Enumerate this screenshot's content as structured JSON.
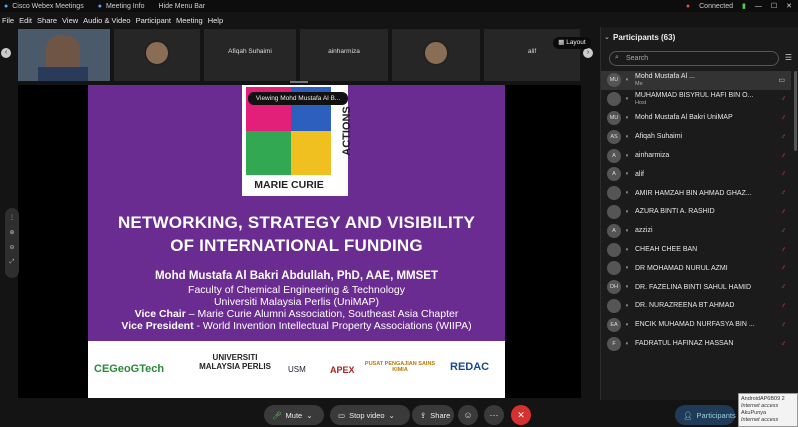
{
  "window": {
    "title": "Cisco Webex Meetings",
    "meeting_info": "Meeting Info",
    "hide_menu": "Hide Menu Bar",
    "connected": "Connected"
  },
  "menu": [
    "File",
    "Edit",
    "Share",
    "View",
    "Audio & Video",
    "Participant",
    "Meeting",
    "Help"
  ],
  "thumbs": [
    {
      "name": "Afiqah Suhaimi"
    },
    {
      "name": "ainharmiza"
    },
    {
      "name": "alif"
    }
  ],
  "layout_label": "Layout",
  "viewing": "Viewing Mohd Mustafa Al B...",
  "slide": {
    "logo_text": "MARIE CURIE",
    "logo_side": "ACTIONS",
    "title1": "NETWORKING, STRATEGY AND VISIBILITY",
    "title2": "OF INTERNATIONAL FUNDING",
    "author": "Mohd Mustafa Al Bakri Abdullah, PhD, AAE, MMSET",
    "l1": "Faculty of Chemical Engineering & Technology",
    "l2": "Universiti Malaysia Perlis (UniMAP)",
    "l3a": "Vice Chair",
    "l3b": " – Marie Curie Alumni Association, Southeast Asia Chapter",
    "l4a": "Vice President",
    "l4b": " - World Invention Intellectual Property Associations (WIIPA)",
    "logos": [
      "CEGeoGTech",
      "UNIVERSITI MALAYSIA PERLIS",
      "USM",
      "APEX",
      "PUSAT PENGAJIAN SAINS KIMIA",
      "REDAC"
    ]
  },
  "controls": {
    "mute": "Mute",
    "video": "Stop video",
    "share": "Share",
    "participants": "Participants"
  },
  "panel": {
    "title": "Participants (63)",
    "search": "Search"
  },
  "participants": [
    {
      "i": "MU",
      "name": "Mohd Mustafa Al ...",
      "sub": "Me",
      "sel": true
    },
    {
      "i": "",
      "name": "MUHAMMAD BISYRUL HAFI BIN O...",
      "sub": "Host"
    },
    {
      "i": "MU",
      "name": "Mohd Mustafa Al Bakri UniMAP"
    },
    {
      "i": "AS",
      "name": "Afiqah Suhaimi"
    },
    {
      "i": "A",
      "name": "ainharmiza"
    },
    {
      "i": "A",
      "name": "alif"
    },
    {
      "i": "",
      "name": "AMIR HAMZAH BIN AHMAD GHAZ..."
    },
    {
      "i": "",
      "name": "AZURA BINTI A. RASHID"
    },
    {
      "i": "A",
      "name": "azzizi"
    },
    {
      "i": "",
      "name": "CHEAH CHEE BAN"
    },
    {
      "i": "",
      "name": "DR MOHAMAD NURUL AZMI"
    },
    {
      "i": "DH",
      "name": "DR. FAZELINA BINTI SAHUL HAMID"
    },
    {
      "i": "",
      "name": "DR. NURAZREENA BT AHMAD"
    },
    {
      "i": "EA",
      "name": "ENCIK MUHAMAD NURFASYA BIN ..."
    },
    {
      "i": "F",
      "name": "FADRATUL HAFINAZ HASSAN"
    }
  ],
  "toast": {
    "l1": "AndroidAP6B09 2",
    "l2": "Internet access",
    "l3": "AkuPunya",
    "l4": "Internet access"
  }
}
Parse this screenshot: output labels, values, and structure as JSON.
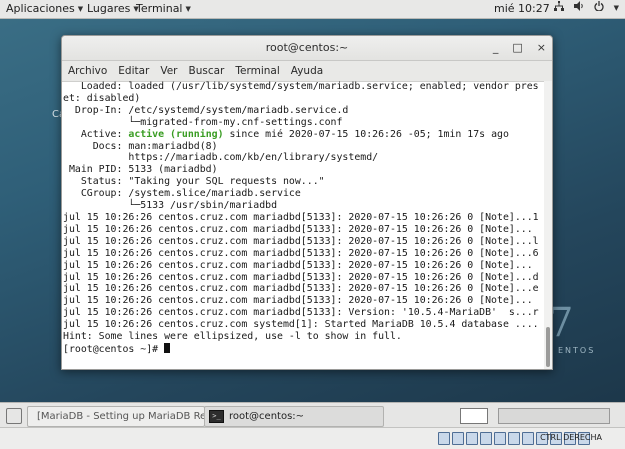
{
  "topbar": {
    "applications": "Aplicaciones",
    "places": "Lugares",
    "terminal": "Terminal",
    "clock": "mié 10:27"
  },
  "desktop": {
    "partial_text_left": "Ca",
    "brand_partial": "ENTOS",
    "brand_seven": "7"
  },
  "window": {
    "title": "root@centos:~",
    "minimize": "_",
    "maximize": "□",
    "close": "×",
    "menu": [
      "Archivo",
      "Editar",
      "Ver",
      "Buscar",
      "Terminal",
      "Ayuda"
    ]
  },
  "terminal": {
    "lines": [
      "   Loaded: loaded (/usr/lib/systemd/system/mariadb.service; enabled; vendor pres",
      "et: disabled)",
      "  Drop-In: /etc/systemd/system/mariadb.service.d",
      "           └─migrated-from-my.cnf-settings.conf",
      "   Active: ",
      "     Docs: man:mariadbd(8)",
      "           https://mariadb.com/kb/en/library/systemd/",
      " Main PID: 5133 (mariadbd)",
      "   Status: \"Taking your SQL requests now...\"",
      "   CGroup: /system.slice/mariadb.service",
      "           └─5133 /usr/sbin/mariadbd",
      "",
      "jul 15 10:26:26 centos.cruz.com mariadbd[5133]: 2020-07-15 10:26:26 0 [Note]...1",
      "jul 15 10:26:26 centos.cruz.com mariadbd[5133]: 2020-07-15 10:26:26 0 [Note]...",
      "jul 15 10:26:26 centos.cruz.com mariadbd[5133]: 2020-07-15 10:26:26 0 [Note]...l",
      "jul 15 10:26:26 centos.cruz.com mariadbd[5133]: 2020-07-15 10:26:26 0 [Note]...6",
      "jul 15 10:26:26 centos.cruz.com mariadbd[5133]: 2020-07-15 10:26:26 0 [Note]...",
      "jul 15 10:26:26 centos.cruz.com mariadbd[5133]: 2020-07-15 10:26:26 0 [Note]...d",
      "jul 15 10:26:26 centos.cruz.com mariadbd[5133]: 2020-07-15 10:26:26 0 [Note]...e",
      "jul 15 10:26:26 centos.cruz.com mariadbd[5133]: 2020-07-15 10:26:26 0 [Note]...",
      "jul 15 10:26:26 centos.cruz.com mariadbd[5133]: Version: '10.5.4-MariaDB'  s...r",
      "jul 15 10:26:26 centos.cruz.com systemd[1]: Started MariaDB 10.5.4 database ....",
      "Hint: Some lines were ellipsized, use -l to show in full.",
      "[root@centos ~]# "
    ],
    "active_status": "active (running)",
    "active_rest": " since mié 2020-07-15 10:26:26 -05; 1min 17s ago"
  },
  "taskbar": {
    "task1": "[MariaDB - Setting up MariaDB Repo...",
    "task2": "root@centos:~"
  },
  "vbox": {
    "host_key": "CTRL DERECHA"
  }
}
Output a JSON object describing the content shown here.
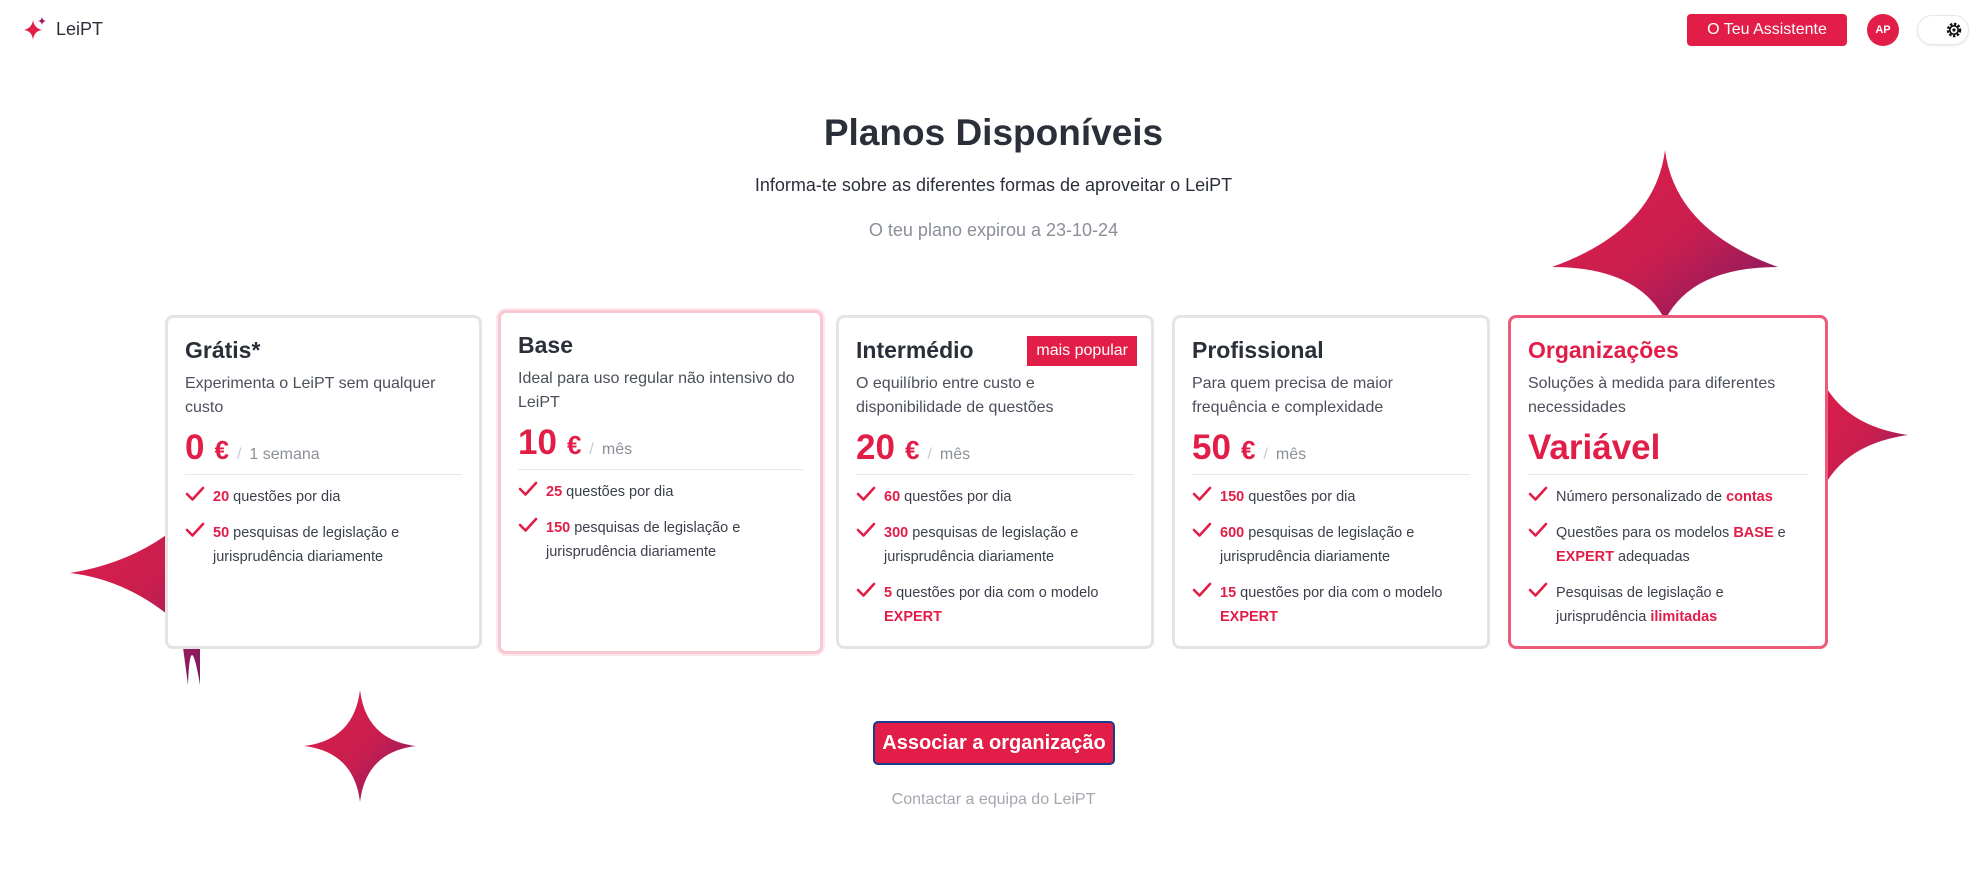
{
  "colors": {
    "accent": "#e11d48",
    "accent_dark": "#8b1a5e",
    "border": "#e4e4e4"
  },
  "header": {
    "logo_text": "LeiPT",
    "assistant_button": "O Teu Assistente",
    "avatar_initials": "AP",
    "theme_toggle_icon": "gear-icon"
  },
  "hero": {
    "title": "Planos Disponíveis",
    "subtitle": "Informa-te sobre as diferentes formas de aproveitar o LeiPT",
    "expired_notice": "O teu plano expirou a 23-10-24"
  },
  "plans": [
    {
      "title": "Grátis*",
      "desc": "Experimenta o LeiPT sem qualquer custo",
      "price": "0",
      "currency": "€",
      "period": "1 semana",
      "features": [
        {
          "hl": "20",
          "text": " questões por dia"
        },
        {
          "hl": "50",
          "text": " pesquisas de legislação e jurisprudência diariamente"
        }
      ]
    },
    {
      "title": "Base",
      "desc": "Ideal para uso regular não intensivo do LeiPT",
      "price": "10",
      "currency": "€",
      "period": "mês",
      "features": [
        {
          "hl": "25",
          "text": " questões por dia"
        },
        {
          "hl": "150",
          "text": " pesquisas de legislação e jurisprudência diariamente"
        }
      ]
    },
    {
      "title": "Intermédio",
      "badge": "mais popular",
      "desc": "O equilíbrio entre custo e disponibilidade de questões",
      "price": "20",
      "currency": "€",
      "period": "mês",
      "features": [
        {
          "hl": "60",
          "text": " questões por dia"
        },
        {
          "hl": "300",
          "text": " pesquisas de legislação e jurisprudência diariamente"
        },
        {
          "hl": "5",
          "text": " questões por dia com o modelo ",
          "tail": "EXPERT"
        }
      ]
    },
    {
      "title": "Profissional",
      "desc": "Para quem precisa de maior frequência e complexidade",
      "price": "50",
      "currency": "€",
      "period": "mês",
      "features": [
        {
          "hl": "150",
          "text": " questões por dia"
        },
        {
          "hl": "600",
          "text": " pesquisas de legislação e jurisprudência diariamente"
        },
        {
          "hl": "15",
          "text": " questões por dia com o modelo ",
          "tail": "EXPERT"
        }
      ]
    },
    {
      "title": "Organizações",
      "desc": "Soluções à medida para diferentes necessidades",
      "price_text": "Variável",
      "features": [
        {
          "pre": "Número personalizado de ",
          "hl": "contas"
        },
        {
          "pre": "Questões para os modelos ",
          "hl": "BASE",
          "mid": " e ",
          "hl2": "EXPERT",
          "post": " adequadas"
        },
        {
          "pre": "Pesquisas de legislação e jurisprudência ",
          "hl": "ilimitadas"
        }
      ]
    }
  ],
  "cta": {
    "join_button": "Associar a organização",
    "contact_link": "Contactar a equipa do LeiPT"
  }
}
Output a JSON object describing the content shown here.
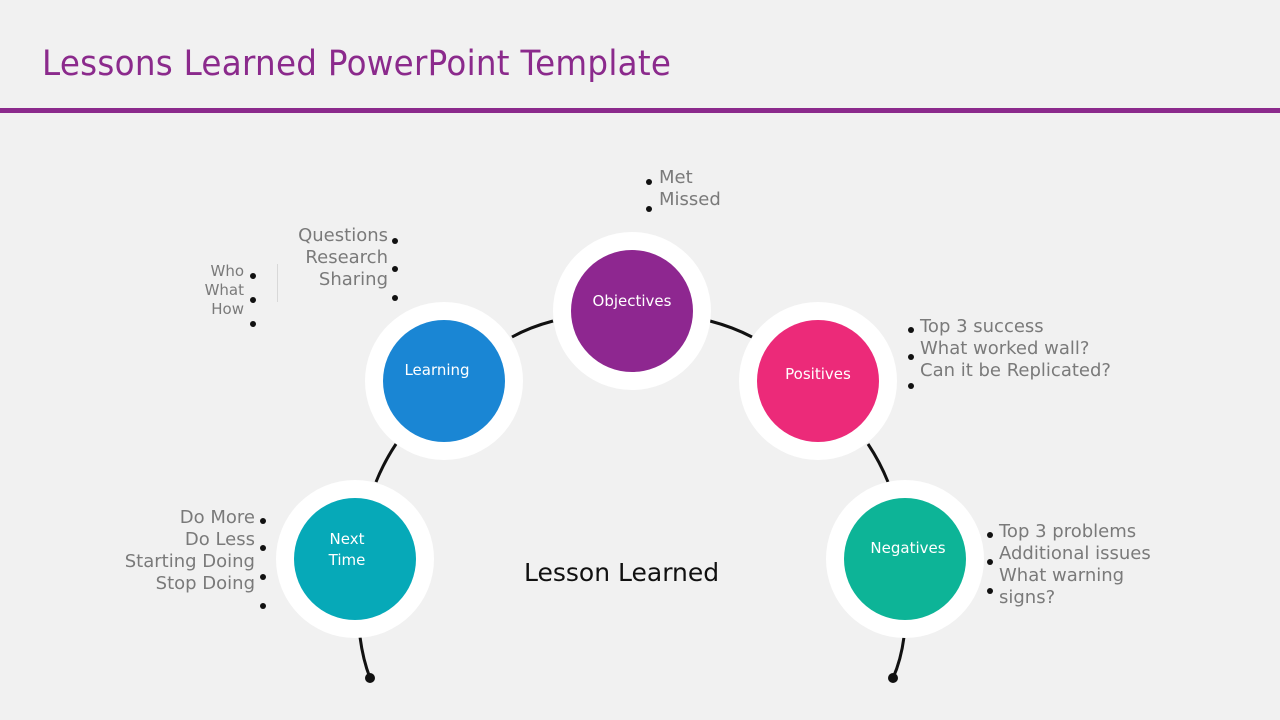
{
  "title": "Lessons Learned PowerPoint Template",
  "center_label": "Lesson Learned",
  "colors": {
    "title": "#8b2a8c",
    "objectives": "#8e2790",
    "learning": "#1a86d4",
    "positives": "#ec2a79",
    "negatives": "#0db497",
    "next_time": "#06a9b8"
  },
  "nodes": {
    "objectives": {
      "label": "Objectives",
      "items": [
        "Met",
        "Missed"
      ]
    },
    "learning": {
      "label": "Learning",
      "items": [
        "Questions",
        "Research",
        "Sharing"
      ],
      "sub_items": [
        "Who",
        "What",
        "How"
      ]
    },
    "positives": {
      "label": "Positives",
      "items": [
        "Top 3 success",
        "What worked wall?",
        "Can it be Replicated?"
      ]
    },
    "negatives": {
      "label": "Negatives",
      "items": [
        "Top 3 problems",
        "Additional issues",
        "What warning",
        "signs?"
      ]
    },
    "next_time": {
      "label_line1": "Next",
      "label_line2": "Time",
      "items": [
        "Do More",
        "Do Less",
        "Starting Doing",
        "Stop Doing"
      ]
    }
  }
}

+ + + +

_Task goal:_ From the listing above, return each line with the word "BINTI".

_Solution for this task:_
      "name": "AZURA BINTI A. RASHID"
      "name": "DR. FAZELINA BINTI SAHUL HAMID"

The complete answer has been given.